> [Short exercise] Copy all lines in which the word "title" can be found.
# Material supplied start
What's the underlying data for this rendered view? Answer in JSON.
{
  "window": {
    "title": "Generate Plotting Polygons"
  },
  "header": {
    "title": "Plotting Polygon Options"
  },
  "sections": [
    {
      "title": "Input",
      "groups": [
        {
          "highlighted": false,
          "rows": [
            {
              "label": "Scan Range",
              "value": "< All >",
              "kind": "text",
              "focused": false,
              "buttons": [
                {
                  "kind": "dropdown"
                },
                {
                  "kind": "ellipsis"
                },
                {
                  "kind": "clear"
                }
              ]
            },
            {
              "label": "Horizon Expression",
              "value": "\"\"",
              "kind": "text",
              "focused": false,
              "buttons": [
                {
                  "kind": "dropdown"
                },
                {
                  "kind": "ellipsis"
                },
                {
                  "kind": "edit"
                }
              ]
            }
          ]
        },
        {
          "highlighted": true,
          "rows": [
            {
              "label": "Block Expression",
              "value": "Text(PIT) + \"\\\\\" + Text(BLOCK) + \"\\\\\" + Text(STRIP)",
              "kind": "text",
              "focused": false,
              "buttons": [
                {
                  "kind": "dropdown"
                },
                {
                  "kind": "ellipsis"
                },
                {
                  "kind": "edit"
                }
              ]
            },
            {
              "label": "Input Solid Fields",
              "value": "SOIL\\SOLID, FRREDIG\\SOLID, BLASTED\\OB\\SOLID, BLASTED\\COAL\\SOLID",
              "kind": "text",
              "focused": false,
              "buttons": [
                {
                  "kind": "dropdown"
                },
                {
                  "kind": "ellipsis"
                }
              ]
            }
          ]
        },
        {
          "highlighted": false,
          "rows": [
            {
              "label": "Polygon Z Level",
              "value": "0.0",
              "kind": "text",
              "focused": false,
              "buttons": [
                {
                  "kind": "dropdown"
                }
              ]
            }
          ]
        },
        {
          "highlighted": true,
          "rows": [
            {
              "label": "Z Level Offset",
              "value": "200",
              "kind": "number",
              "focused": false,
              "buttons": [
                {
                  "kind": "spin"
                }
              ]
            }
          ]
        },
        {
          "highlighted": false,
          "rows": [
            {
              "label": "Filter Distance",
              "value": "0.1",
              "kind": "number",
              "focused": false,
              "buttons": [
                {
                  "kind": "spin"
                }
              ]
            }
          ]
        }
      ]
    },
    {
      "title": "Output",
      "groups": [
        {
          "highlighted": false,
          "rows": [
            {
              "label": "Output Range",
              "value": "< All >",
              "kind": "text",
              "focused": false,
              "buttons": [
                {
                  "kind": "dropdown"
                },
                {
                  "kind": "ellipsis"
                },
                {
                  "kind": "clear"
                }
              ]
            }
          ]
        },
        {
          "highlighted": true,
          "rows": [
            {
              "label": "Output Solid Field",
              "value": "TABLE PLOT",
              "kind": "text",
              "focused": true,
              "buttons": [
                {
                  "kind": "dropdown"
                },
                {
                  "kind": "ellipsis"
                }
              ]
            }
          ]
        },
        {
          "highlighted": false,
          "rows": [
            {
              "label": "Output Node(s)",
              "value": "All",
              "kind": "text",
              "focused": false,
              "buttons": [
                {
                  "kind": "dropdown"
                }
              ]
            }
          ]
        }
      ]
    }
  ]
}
# Material supplied end
> [Solution to this problem]
    "title": "Generate Plotting Polygons"
    "title": "Plotting Polygon Options"
      "title": "Input",
      "title": "Output",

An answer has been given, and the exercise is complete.